■ **Extracted entries**
>> START

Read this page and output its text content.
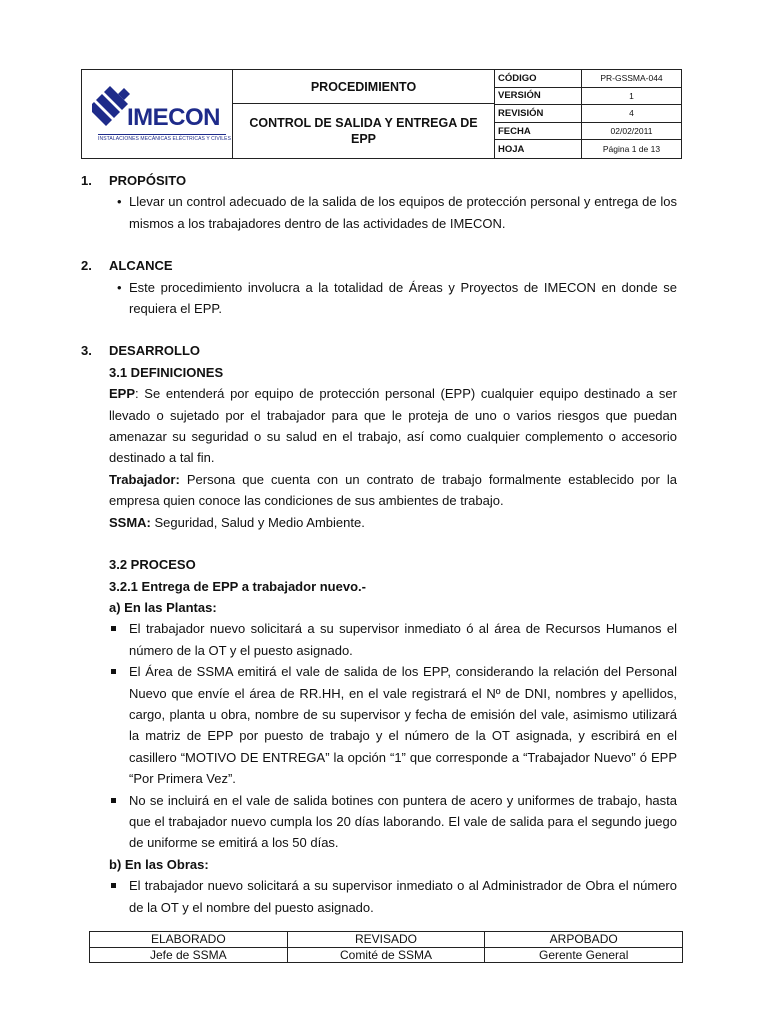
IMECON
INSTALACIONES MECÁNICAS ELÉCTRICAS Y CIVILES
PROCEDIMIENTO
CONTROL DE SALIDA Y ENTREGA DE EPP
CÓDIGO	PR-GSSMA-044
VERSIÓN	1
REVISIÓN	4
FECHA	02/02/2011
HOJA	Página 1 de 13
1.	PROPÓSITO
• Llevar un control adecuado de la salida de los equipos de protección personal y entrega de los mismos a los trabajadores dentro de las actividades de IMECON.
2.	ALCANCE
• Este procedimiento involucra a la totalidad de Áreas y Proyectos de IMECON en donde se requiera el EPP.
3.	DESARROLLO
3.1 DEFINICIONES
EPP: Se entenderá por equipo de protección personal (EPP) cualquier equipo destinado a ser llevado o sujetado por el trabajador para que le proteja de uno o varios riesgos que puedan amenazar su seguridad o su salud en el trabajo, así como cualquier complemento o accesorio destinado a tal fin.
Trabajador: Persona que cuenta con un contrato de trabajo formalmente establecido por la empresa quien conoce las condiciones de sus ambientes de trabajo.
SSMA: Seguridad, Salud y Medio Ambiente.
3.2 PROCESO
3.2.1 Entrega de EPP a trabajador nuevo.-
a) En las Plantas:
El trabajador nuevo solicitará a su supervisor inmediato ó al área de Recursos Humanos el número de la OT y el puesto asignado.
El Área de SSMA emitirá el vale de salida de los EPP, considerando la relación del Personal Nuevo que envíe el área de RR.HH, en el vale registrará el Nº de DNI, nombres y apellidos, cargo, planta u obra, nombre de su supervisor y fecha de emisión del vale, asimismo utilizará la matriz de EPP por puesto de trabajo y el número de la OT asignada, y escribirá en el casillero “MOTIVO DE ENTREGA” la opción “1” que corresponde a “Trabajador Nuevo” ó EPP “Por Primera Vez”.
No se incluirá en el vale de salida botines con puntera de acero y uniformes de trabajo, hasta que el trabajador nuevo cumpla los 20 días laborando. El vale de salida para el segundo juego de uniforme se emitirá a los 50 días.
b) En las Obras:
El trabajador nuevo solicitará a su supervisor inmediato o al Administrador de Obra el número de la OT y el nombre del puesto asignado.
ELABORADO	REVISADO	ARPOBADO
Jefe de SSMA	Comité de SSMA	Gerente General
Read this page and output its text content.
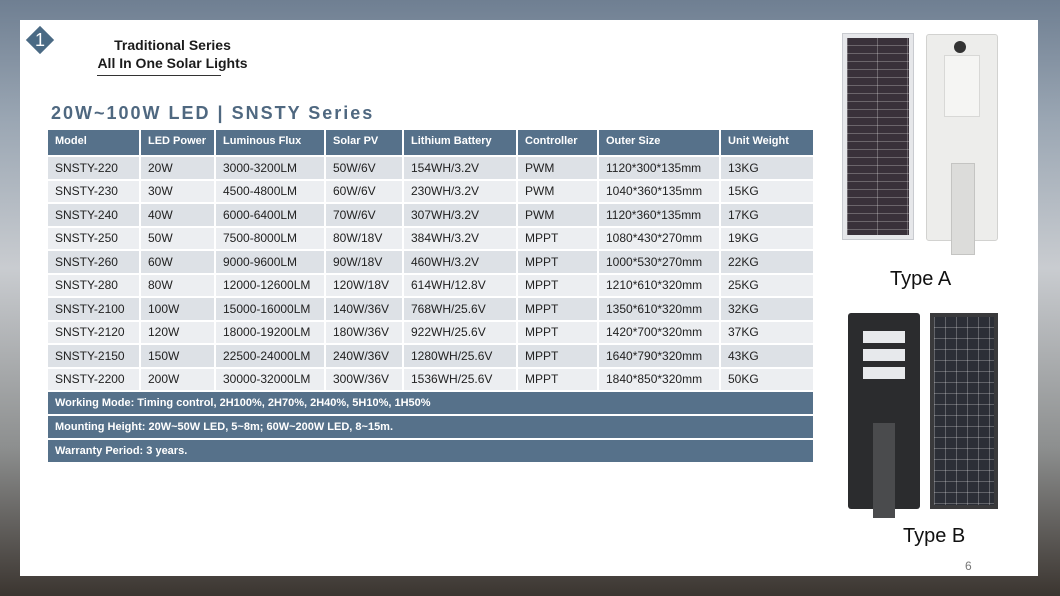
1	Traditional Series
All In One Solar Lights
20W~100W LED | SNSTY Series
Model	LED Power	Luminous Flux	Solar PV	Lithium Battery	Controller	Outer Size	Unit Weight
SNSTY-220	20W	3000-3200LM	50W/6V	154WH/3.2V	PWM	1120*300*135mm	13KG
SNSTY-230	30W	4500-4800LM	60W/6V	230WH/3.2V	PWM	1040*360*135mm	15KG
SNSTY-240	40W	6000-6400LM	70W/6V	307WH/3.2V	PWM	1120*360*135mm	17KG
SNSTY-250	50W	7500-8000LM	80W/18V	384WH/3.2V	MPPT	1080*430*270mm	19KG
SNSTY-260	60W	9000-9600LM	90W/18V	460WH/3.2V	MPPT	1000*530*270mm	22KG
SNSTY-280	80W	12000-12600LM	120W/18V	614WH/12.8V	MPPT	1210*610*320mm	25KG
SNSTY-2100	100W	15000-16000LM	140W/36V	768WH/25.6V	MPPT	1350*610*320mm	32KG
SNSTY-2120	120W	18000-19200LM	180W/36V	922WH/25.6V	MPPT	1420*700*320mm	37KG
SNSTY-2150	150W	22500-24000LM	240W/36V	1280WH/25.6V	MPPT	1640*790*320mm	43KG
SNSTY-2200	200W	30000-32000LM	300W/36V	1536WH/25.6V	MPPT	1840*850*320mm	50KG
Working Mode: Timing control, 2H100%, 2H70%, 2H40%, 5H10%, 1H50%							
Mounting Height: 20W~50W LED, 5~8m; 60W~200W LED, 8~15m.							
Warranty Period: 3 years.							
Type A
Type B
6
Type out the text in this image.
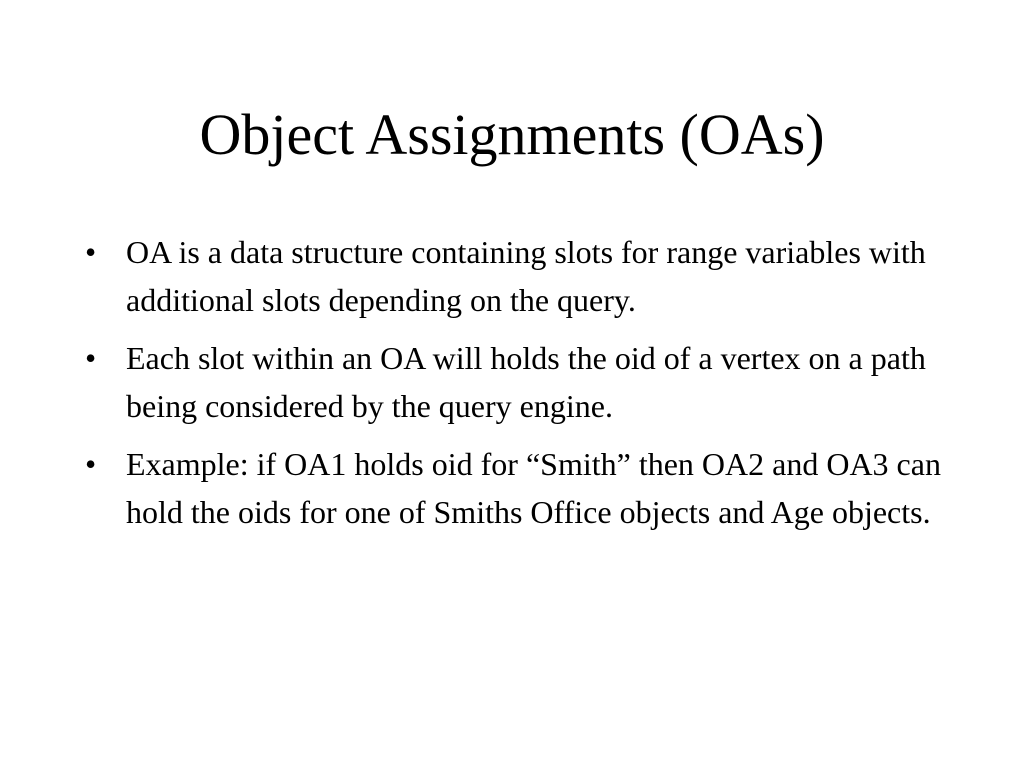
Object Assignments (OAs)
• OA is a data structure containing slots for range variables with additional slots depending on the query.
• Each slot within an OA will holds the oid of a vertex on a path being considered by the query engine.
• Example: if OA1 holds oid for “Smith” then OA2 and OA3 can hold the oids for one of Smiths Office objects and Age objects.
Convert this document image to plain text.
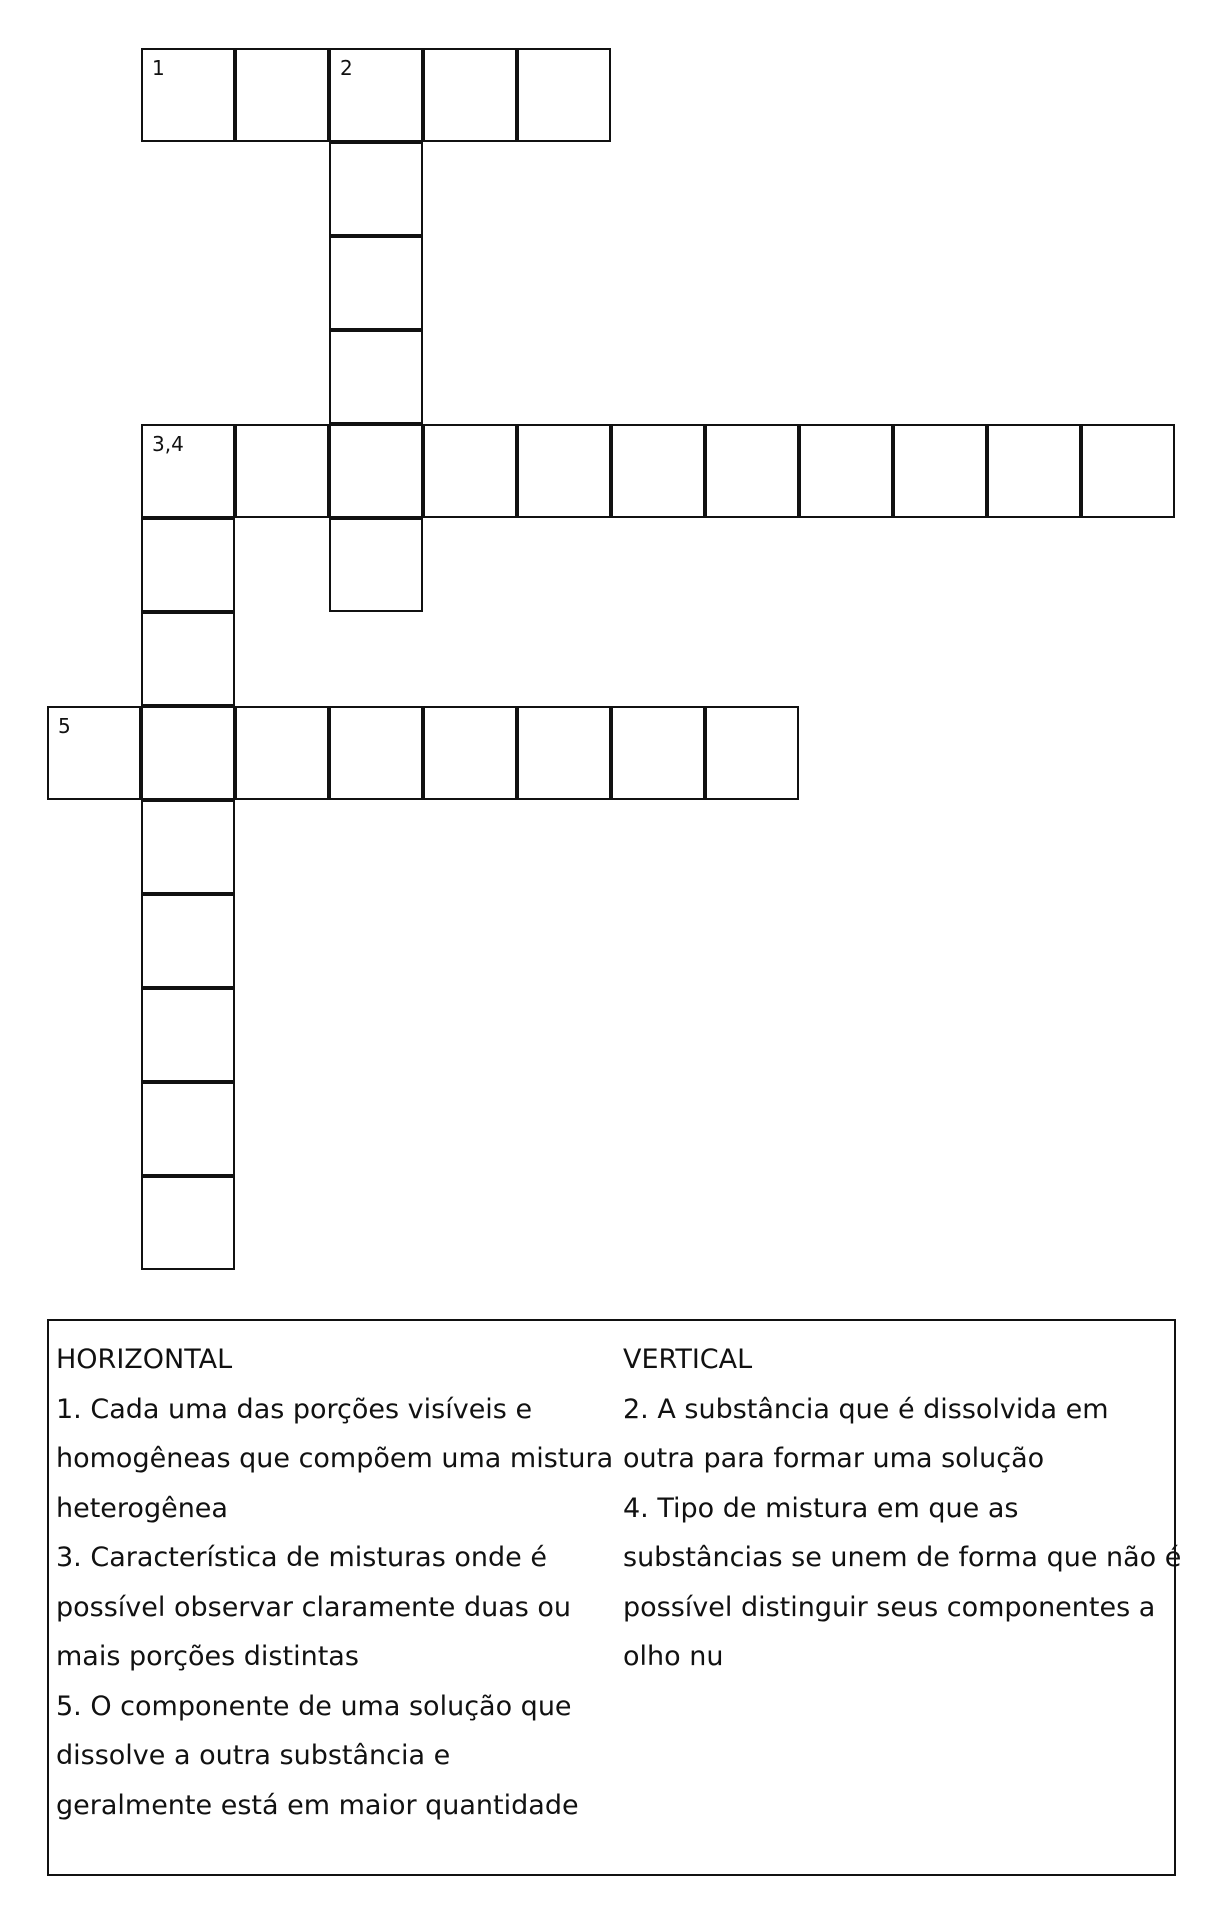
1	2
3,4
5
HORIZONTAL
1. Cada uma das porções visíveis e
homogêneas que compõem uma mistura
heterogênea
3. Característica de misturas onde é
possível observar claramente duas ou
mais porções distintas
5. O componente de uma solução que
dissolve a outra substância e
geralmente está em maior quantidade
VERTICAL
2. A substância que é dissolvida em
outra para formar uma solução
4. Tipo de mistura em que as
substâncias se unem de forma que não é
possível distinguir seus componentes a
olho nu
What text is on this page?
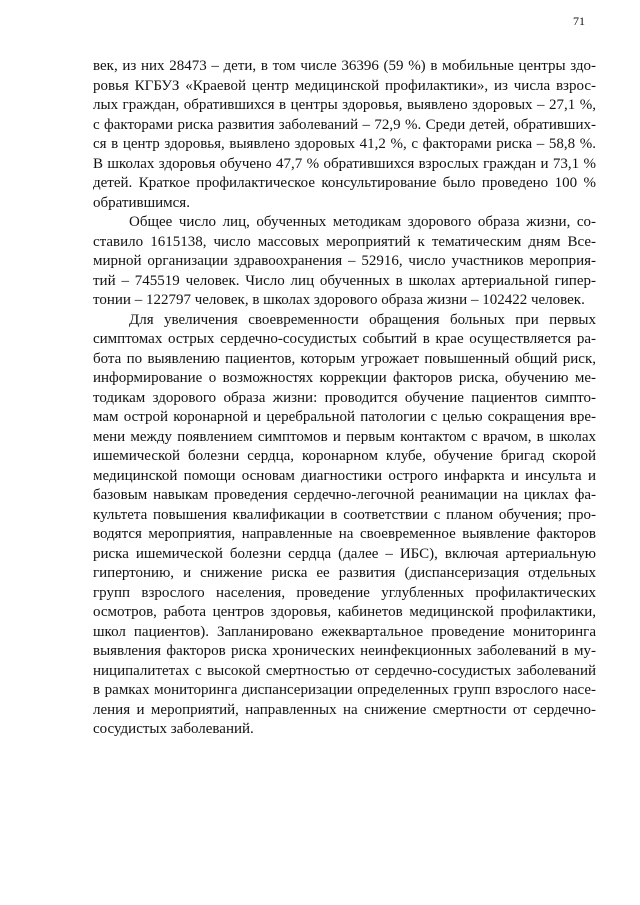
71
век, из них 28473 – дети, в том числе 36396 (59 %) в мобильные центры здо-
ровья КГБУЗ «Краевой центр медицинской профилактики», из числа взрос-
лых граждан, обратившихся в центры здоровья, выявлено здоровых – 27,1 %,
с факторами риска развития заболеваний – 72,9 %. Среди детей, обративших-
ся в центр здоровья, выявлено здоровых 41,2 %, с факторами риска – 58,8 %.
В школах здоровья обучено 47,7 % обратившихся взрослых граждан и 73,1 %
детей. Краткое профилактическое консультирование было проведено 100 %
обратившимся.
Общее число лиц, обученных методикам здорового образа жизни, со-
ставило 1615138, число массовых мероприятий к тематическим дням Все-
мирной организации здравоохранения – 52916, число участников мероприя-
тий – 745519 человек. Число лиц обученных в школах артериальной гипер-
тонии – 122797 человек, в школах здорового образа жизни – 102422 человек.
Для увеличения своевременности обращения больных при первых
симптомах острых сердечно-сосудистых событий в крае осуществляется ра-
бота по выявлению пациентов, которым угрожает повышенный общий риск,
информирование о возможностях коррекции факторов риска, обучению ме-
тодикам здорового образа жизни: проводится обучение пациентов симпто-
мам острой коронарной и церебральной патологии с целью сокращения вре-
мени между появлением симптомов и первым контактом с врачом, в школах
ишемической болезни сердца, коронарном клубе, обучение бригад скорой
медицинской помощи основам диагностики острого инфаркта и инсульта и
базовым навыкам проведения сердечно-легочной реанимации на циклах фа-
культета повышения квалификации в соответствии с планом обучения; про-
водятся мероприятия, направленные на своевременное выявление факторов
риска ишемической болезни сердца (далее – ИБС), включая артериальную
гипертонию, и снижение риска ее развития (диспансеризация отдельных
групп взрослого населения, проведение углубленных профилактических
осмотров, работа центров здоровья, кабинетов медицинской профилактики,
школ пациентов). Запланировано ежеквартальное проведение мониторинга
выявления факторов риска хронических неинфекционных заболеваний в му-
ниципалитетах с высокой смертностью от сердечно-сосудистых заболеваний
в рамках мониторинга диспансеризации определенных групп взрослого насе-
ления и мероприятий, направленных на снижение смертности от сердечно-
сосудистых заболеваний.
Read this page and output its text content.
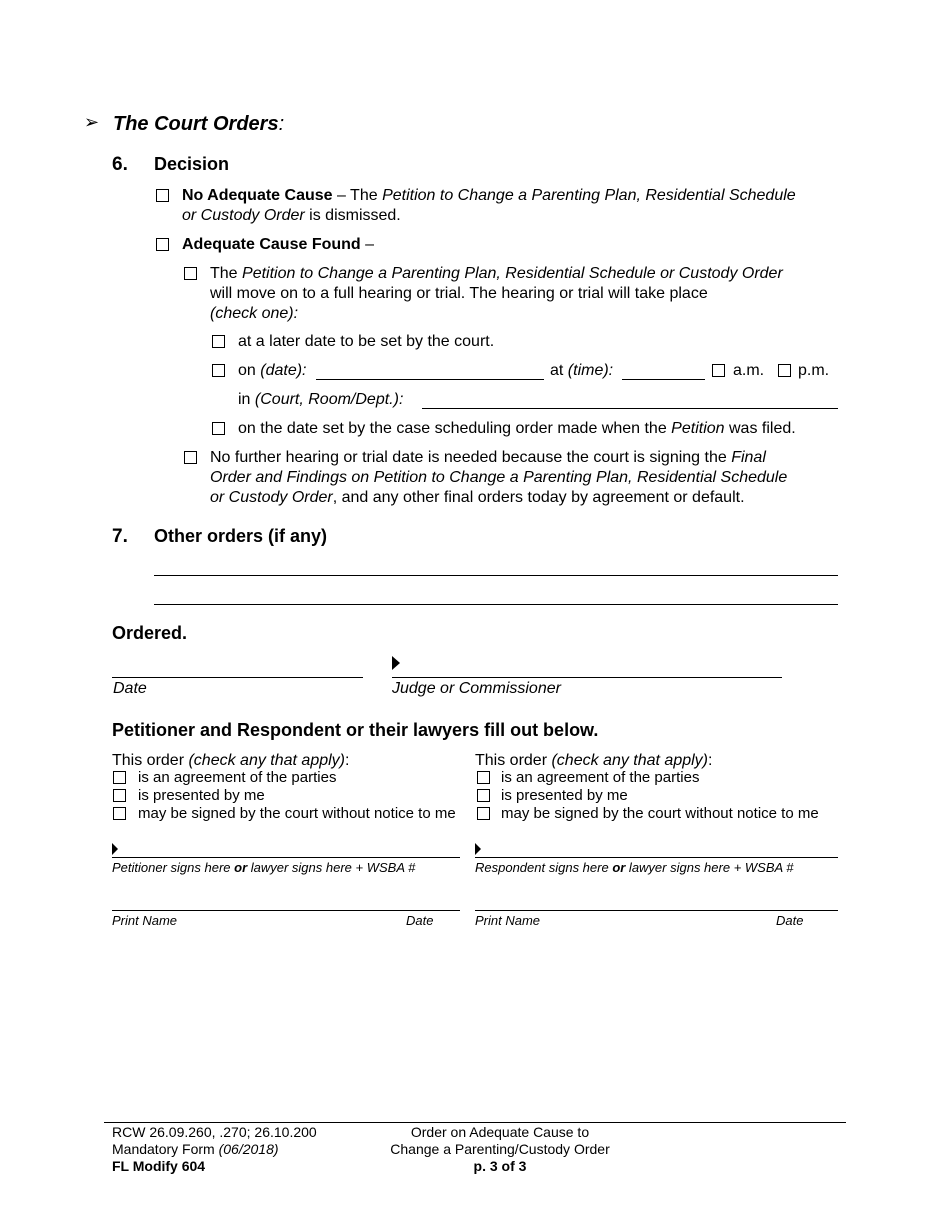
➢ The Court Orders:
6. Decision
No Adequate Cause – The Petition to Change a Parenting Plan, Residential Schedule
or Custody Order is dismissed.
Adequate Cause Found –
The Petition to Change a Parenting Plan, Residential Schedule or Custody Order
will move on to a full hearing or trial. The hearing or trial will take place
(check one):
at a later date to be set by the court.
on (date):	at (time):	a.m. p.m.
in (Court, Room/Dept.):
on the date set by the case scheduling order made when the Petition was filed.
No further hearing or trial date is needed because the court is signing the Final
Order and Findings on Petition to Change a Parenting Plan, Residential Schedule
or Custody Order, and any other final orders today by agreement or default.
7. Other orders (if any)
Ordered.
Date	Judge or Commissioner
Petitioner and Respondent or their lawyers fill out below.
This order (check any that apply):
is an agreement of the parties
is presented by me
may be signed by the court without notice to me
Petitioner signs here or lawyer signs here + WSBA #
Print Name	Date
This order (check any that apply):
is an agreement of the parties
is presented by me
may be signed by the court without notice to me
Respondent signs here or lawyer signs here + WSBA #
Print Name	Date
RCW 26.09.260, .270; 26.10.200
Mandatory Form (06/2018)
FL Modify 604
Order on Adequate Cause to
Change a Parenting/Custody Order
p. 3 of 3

>> END

■ **Exercise objective**
Find how many lines in the listing contain the word "школах" and give that count alone.

■ **Right answer**
4